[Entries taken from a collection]
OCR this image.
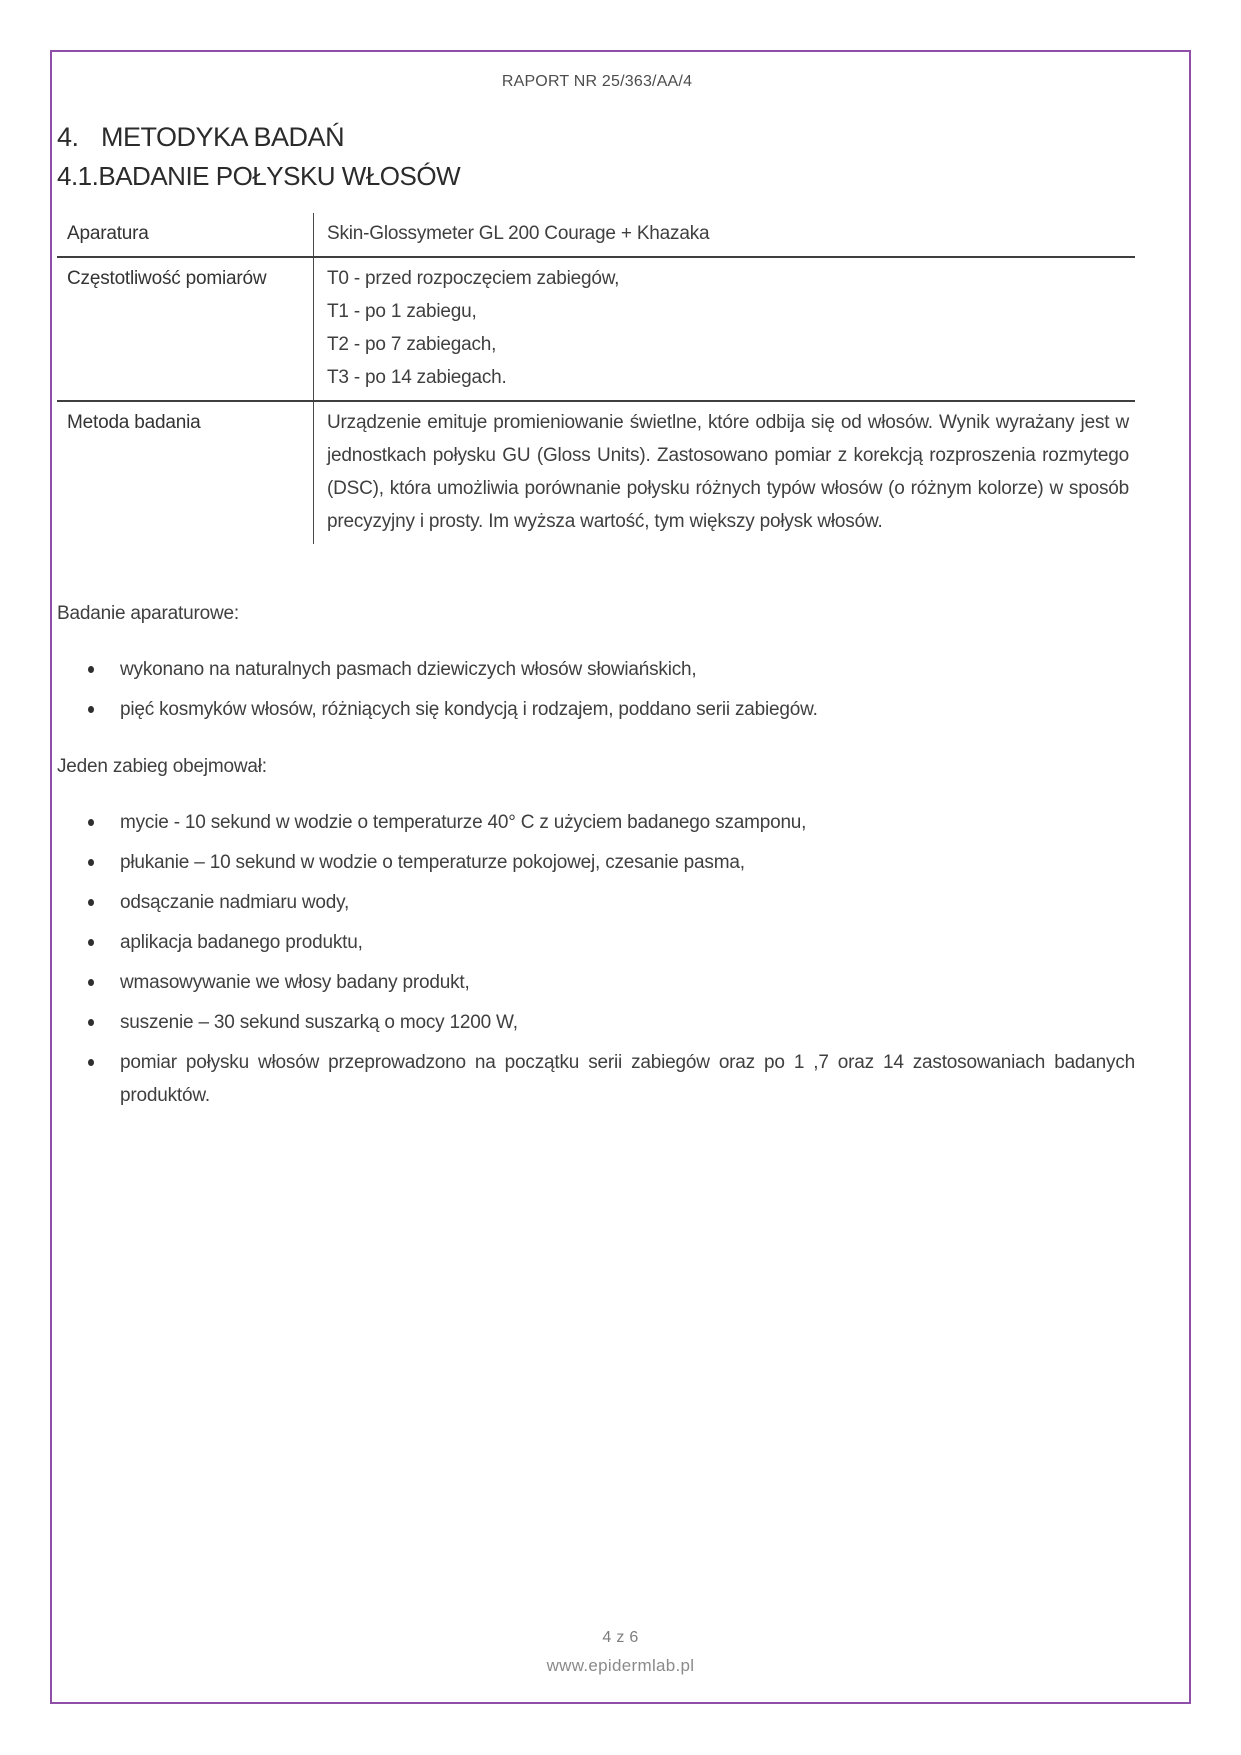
RAPORT NR 25/363/AA/4
4. METODYKA BADAŃ
4.1.BADANIE POŁYSKU WŁOSÓW
Aparatura	Skin-Glossymeter GL 200 Courage + Khazaka

Częstotliwość pomiarów	T0 - przed rozpoczęciem zabiegów,

T1 - po 1 zabiegu,

T2 - po 7 zabiegach,

T3 - po 14 zabiegach.

Metoda badania	Urządzenie emituje promieniowanie świetlne, które odbija się od włosów. Wynik wyrażany jest w jednostkach połysku GU (Gloss Units). Zastosowano pomiar z korekcją rozproszenia rozmytego (DSC), która umożliwia porównanie połysku różnych typów włosów (o różnym kolorze) w sposób precyzyjny i prosty. Im wyższa wartość, tym większy połysk włosów.

Badanie aparaturowe:

wykonano na naturalnych pasmach dziewiczych włosów słowiańskich,
pięć kosmyków włosów, różniących się kondycją i rodzajem, poddano serii zabiegów.

Jeden zabieg obejmował:

mycie - 10 sekund w wodzie o temperaturze 40° C z użyciem badanego szamponu,
płukanie – 10 sekund w wodzie o temperaturze pokojowej, czesanie pasma,
odsączanie nadmiaru wody,
aplikacja badanego produktu,
wmasowywanie we włosy badany produkt,
suszenie – 30 sekund suszarką o mocy 1200 W,
pomiar połysku włosów przeprowadzono na początku serii zabiegów oraz po 1 ,7 oraz 14 zastosowaniach badanych produktów.
4 z 6
www.epidermlab.pl
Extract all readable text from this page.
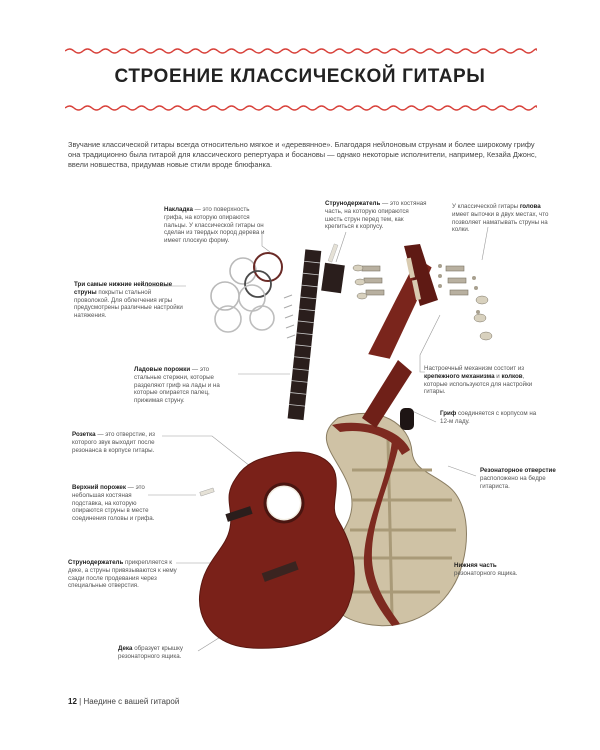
СТРОЕНИЕ КЛАССИЧЕСКОЙ ГИТАРЫ

Звучание классической гитары всегда относительно мягкое и «деревянное». Благодаря нейлоновым струнам и более широкому грифу она традиционно была гитарой для классического репертуара и босановы — однако некоторые исполнители, например, Кезайа Джонс, ввели новшества, придумав новые стили вроде блюфанка.

Накладка — это поверхность грифа, на которую опираются пальцы. У классической гитары он сделан из твердых пород дерева и имеет плоскую форму.

Струнодержатель — это костяная часть, на которую опираются шесть струн перед тем, как крепиться к корпусу.

У классической гитары голова имеет выточки в двух местах, что позволяет наматывать струны на колки.

Три самые нижние нейлоновые струны покрыты стальной проволокой. Для облегчения игры предусмотрены различные настройки натяжения.

Ладовые порожки — это стальные стержни, которые разделяют гриф на лады и на которые опирается палец, прижимая струну.

Настроечный механизм состоит из крепежного механизма и колков, которые используются для настройки гитары.

Розетка — это отверстие, из которого звук выходит после резонанса в корпусе гитары.

Гриф соединяется с корпусом на 12-м ладу.

Резонаторное отверстие расположено на бедре гитариста.

Верхний порожек — это небольшая костяная подставка, на которую опираются струны в месте соединения головы и грифа.

Струнодержатель прикрепляется к деке, а струны привязываются к нему сзади после продевания через специальные отверстия.

Нижняя часть резонаторного ящика.

Дека образует крышку резонаторного ящика.

12 | Наедине с вашей гитарой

> YOUR GOAL: In the records above, locate the lines holding the word "настройки". Copy each of them.

> PROBLEM SOLUTION:
Три самые нижние нейлоновые струны покрыты стальной проволокой. Для облегчения игры предусмотрены различные настройки натяжения.
Настроечный механизм состоит из крепежного механизма и колков, которые используются для настройки гитары.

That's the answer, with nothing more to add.